Dataset items:
• • • •
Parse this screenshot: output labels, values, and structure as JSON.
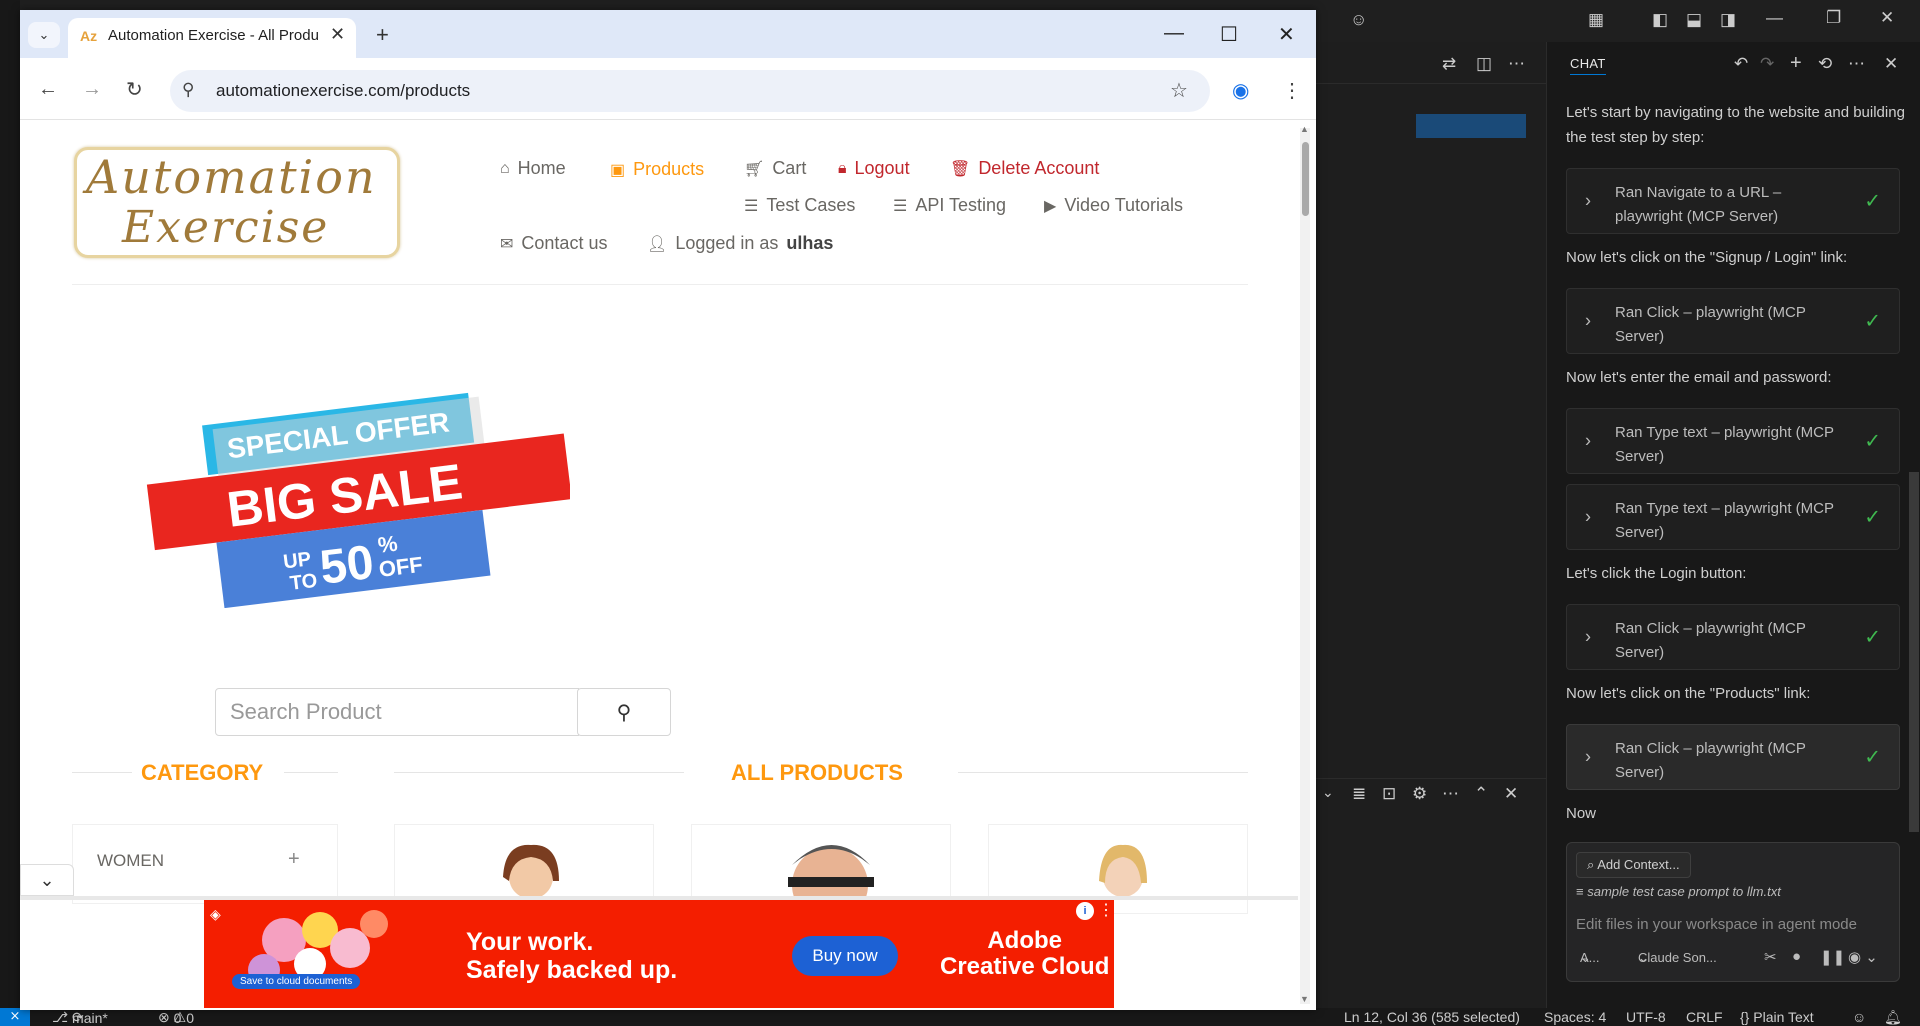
{
  "browser": {
    "tab_title": "Automation Exercise - All Produ",
    "url": "automationexercise.com/products",
    "new_tab": "+",
    "minimize": "—",
    "maximize": "☐",
    "close": "✕"
  },
  "site": {
    "logo_line1": "Automation",
    "logo_line2": "Exercise",
    "nav": {
      "home": "Home",
      "products": "Products",
      "cart": "Cart",
      "logout": "Logout",
      "delete_account": "Delete Account",
      "test_cases": "Test Cases",
      "api_testing": "API Testing",
      "video_tutorials": "Video Tutorials",
      "contact_us": "Contact us",
      "logged_in_as": "Logged in as",
      "username": "ulhas"
    },
    "banner": {
      "line1": "SPECIAL OFFER",
      "line2": "BIG SALE",
      "up": "UP",
      "to": "TO",
      "percent": "50",
      "percent_sign": "%",
      "off": "OFF"
    },
    "search_placeholder": "Search Product",
    "category_title": "CATEGORY",
    "all_products_title": "ALL PRODUCTS",
    "category_women": "WOMEN",
    "category_plus": "+"
  },
  "ad": {
    "headline_line1": "Your work.",
    "headline_line2": "Safely backed up.",
    "button": "Buy now",
    "brand_line1": "Adobe",
    "brand_line2": "Creative Cloud",
    "pill": "Save to cloud documents"
  },
  "chat": {
    "title": "CHAT",
    "intro": "Let's start by navigating to the website and building the test step by step:",
    "step_signup": "Now let's click on the \"Signup / Login\" link:",
    "step_email": "Now let's enter the email and password:",
    "step_login": "Let's click the Login button:",
    "step_products": "Now let's click on the \"Products\" link:",
    "step_now": "Now",
    "tools": [
      {
        "label": "Ran Navigate to a URL – playwright (MCP Server)"
      },
      {
        "label": "Ran Click – playwright (MCP Server)"
      },
      {
        "label": "Ran Type text – playwright (MCP Server)"
      },
      {
        "label": "Ran Type text – playwright (MCP Server)"
      },
      {
        "label": "Ran Click – playwright (MCP Server)"
      },
      {
        "label": "Ran Click – playwright (MCP Server)"
      }
    ],
    "add_context": "Add Context...",
    "attached_file": "sample test case prompt to llm.txt",
    "input_placeholder": "Edit files in your workspace in agent mode",
    "mode": "A...",
    "model": "Claude Son..."
  },
  "status": {
    "branch": "main*",
    "errors": "0",
    "warnings": "0",
    "position": "Ln 12, Col 36 (585 selected)",
    "spaces": "Spaces: 4",
    "encoding": "UTF-8",
    "eol": "CRLF",
    "language": "{} Plain Text"
  },
  "colors": {
    "accent_orange": "#fe980f",
    "danger_red": "#c1272d",
    "vscode_blue": "#0078d4",
    "check_green": "#3fb950"
  }
}
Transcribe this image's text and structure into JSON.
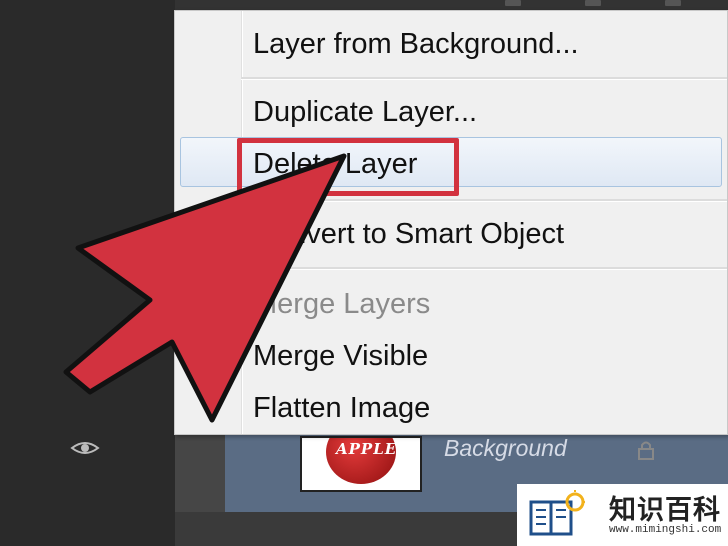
{
  "context_menu": {
    "items": [
      {
        "label": "Layer from Background...",
        "enabled": true
      },
      {
        "label": "Duplicate Layer...",
        "enabled": true
      },
      {
        "label": "Delete Layer",
        "enabled": true,
        "highlighted": true
      },
      {
        "label": "Convert to Smart Object",
        "enabled": true
      },
      {
        "label": "Merge Layers",
        "enabled": false
      },
      {
        "label": "Merge Visible",
        "enabled": true
      },
      {
        "label": "Flatten Image",
        "enabled": true
      }
    ]
  },
  "layers_panel": {
    "layer_name": "Background",
    "thumbnail_text": "APPLE",
    "icons": [
      "eye-icon",
      "lock-icon"
    ]
  },
  "annotation": {
    "arrow_color": "#d2323f",
    "highlight_color": "#d2323f"
  },
  "watermark": {
    "title": "知识百科",
    "url": "www.mimingshi.com"
  }
}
• • • •
_GOAL OF THE EXERCISE:_ Using the listing above, copy exactly the lines from the one that contains "Transcribe this image's" through its last line, both included, but not the pictures.

_EXERCISE RESPONSE:_
Transcribe this image's text and structure into JSON.
{
  "context_menu": {
    "items": [
      {
        "label": "Layer from Background...",
        "enabled": true
      },
      {
        "label": "Duplicate Layer...",
        "enabled": true
      },
      {
        "label": "Delete Layer",
        "enabled": true,
        "highlighted": true
      },
      {
        "label": "Convert to Smart Object",
        "enabled": true
      },
      {
        "label": "Merge Layers",
        "enabled": false
      },
      {
        "label": "Merge Visible",
        "enabled": true
      },
      {
        "label": "Flatten Image",
        "enabled": true
      }
    ]
  },
  "layers_panel": {
    "layer_name": "Background",
    "thumbnail_text": "APPLE",
    "icons": [
      "eye-icon",
      "lock-icon"
    ]
  },
  "annotation": {
    "arrow_color": "#d2323f",
    "highlight_color": "#d2323f"
  },
  "watermark": {
    "title": "知识百科",
    "url": "www.mimingshi.com"
  }
}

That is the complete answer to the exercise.